# [Set task]
Scan the records below. List lines holding "Bioelectrocatalysis".
::::::
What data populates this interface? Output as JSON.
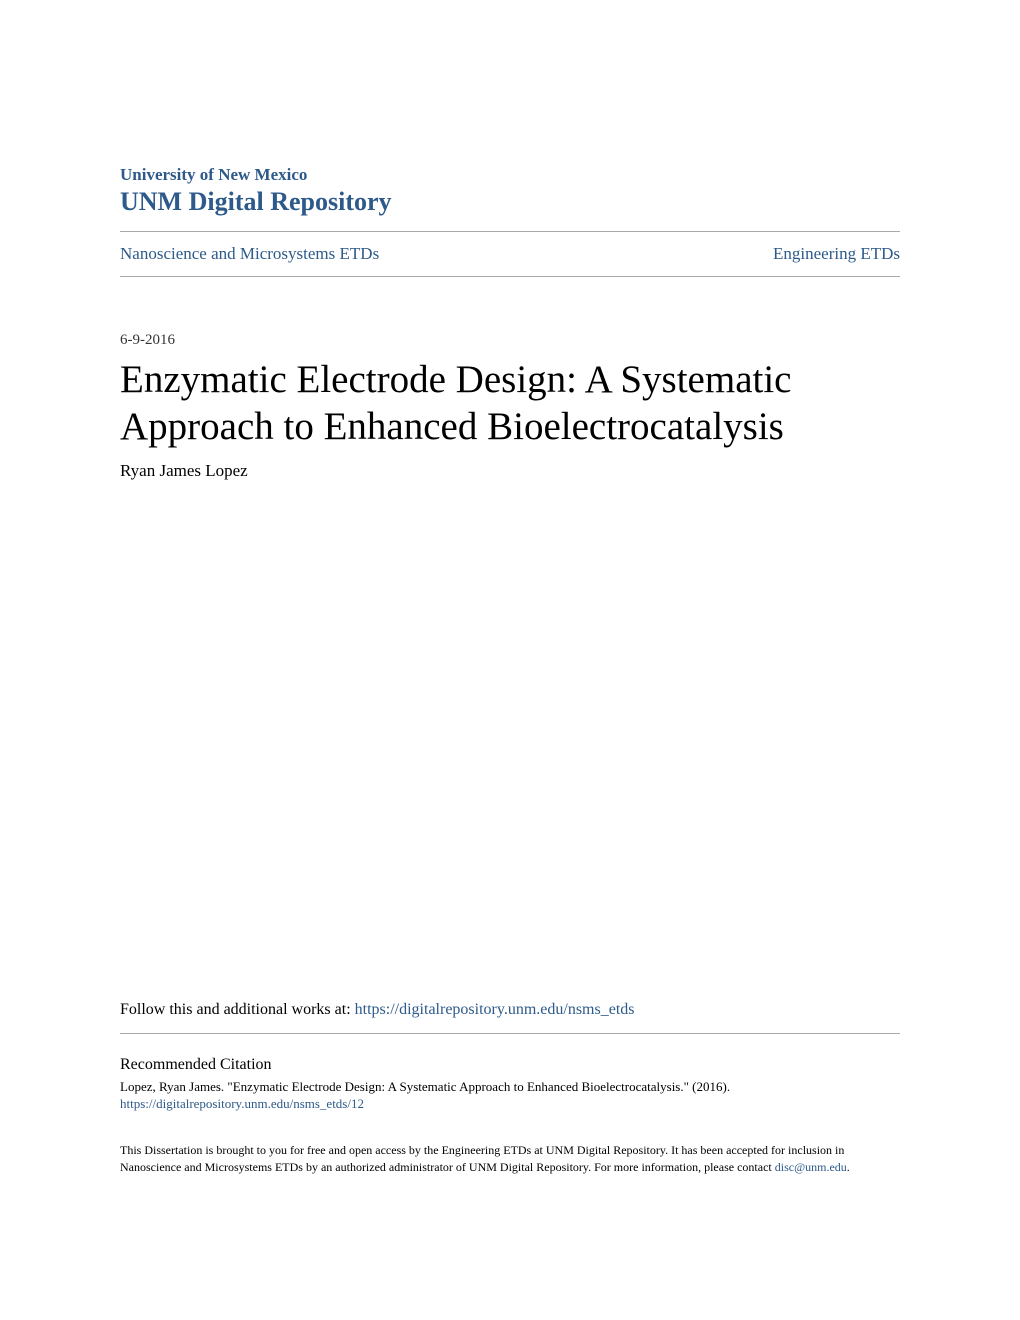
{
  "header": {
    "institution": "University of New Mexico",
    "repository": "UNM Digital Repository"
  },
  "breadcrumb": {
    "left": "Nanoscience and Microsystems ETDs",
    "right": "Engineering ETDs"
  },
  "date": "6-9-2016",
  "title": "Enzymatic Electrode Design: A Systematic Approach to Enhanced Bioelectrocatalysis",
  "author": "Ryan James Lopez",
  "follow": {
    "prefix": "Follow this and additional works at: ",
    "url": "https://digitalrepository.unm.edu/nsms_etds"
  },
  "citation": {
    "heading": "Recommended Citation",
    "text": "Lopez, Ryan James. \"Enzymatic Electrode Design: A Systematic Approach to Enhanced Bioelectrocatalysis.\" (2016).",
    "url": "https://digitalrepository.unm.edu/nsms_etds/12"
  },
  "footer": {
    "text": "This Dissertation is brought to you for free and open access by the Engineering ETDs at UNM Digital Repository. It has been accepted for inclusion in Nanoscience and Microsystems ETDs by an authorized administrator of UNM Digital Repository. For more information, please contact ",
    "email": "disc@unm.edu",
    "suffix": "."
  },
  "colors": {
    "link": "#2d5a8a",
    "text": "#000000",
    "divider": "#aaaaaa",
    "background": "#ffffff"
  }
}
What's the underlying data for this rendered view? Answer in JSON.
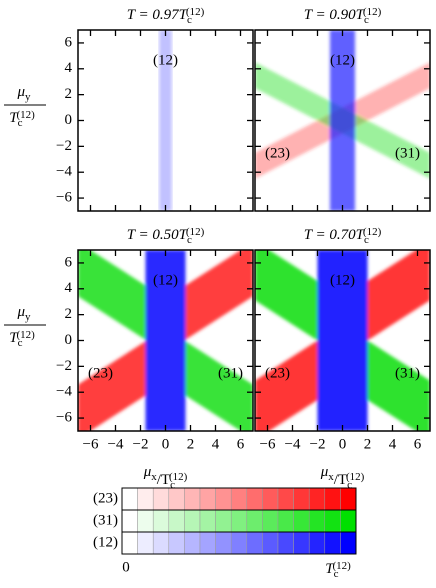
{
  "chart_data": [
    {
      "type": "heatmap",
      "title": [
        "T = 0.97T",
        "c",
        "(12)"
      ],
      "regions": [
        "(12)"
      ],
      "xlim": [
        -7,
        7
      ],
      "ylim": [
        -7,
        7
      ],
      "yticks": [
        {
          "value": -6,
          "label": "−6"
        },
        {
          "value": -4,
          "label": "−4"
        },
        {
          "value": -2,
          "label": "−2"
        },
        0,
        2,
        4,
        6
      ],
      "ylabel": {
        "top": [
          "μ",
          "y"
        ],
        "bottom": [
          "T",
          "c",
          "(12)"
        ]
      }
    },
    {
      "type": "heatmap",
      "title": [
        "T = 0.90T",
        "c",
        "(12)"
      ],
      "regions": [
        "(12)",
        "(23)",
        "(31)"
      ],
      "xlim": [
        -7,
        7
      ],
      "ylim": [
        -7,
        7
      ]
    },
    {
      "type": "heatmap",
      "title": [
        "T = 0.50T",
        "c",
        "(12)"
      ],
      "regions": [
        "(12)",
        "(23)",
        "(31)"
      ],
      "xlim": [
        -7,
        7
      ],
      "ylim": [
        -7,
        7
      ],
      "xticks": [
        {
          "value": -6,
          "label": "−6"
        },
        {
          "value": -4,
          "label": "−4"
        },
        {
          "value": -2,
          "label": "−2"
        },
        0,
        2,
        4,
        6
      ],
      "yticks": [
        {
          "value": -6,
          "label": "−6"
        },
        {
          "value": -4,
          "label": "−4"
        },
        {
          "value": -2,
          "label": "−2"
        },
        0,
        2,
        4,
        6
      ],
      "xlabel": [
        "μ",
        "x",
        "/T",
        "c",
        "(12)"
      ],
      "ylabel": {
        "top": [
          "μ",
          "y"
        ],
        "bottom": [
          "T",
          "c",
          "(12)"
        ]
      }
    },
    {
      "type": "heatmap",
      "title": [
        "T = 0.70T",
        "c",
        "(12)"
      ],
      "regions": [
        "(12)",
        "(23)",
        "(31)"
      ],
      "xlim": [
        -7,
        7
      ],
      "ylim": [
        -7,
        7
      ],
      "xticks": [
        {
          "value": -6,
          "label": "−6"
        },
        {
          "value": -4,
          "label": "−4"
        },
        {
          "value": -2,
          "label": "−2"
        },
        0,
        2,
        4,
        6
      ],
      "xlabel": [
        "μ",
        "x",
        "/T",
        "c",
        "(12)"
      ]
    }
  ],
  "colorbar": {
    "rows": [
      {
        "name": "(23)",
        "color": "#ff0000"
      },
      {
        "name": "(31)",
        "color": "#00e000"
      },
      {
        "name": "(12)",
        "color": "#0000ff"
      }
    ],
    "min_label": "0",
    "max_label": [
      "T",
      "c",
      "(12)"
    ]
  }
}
::::::
# [Exercise answer]
  "title": "Enzymatic Electrode Design: A Systematic Approach to Enhanced Bioelectrocatalysis",
    "text": "Lopez, Ryan James. \"Enzymatic Electrode Design: A Systematic Approach to Enhanced Bioelectrocatalysis.\" (2016).",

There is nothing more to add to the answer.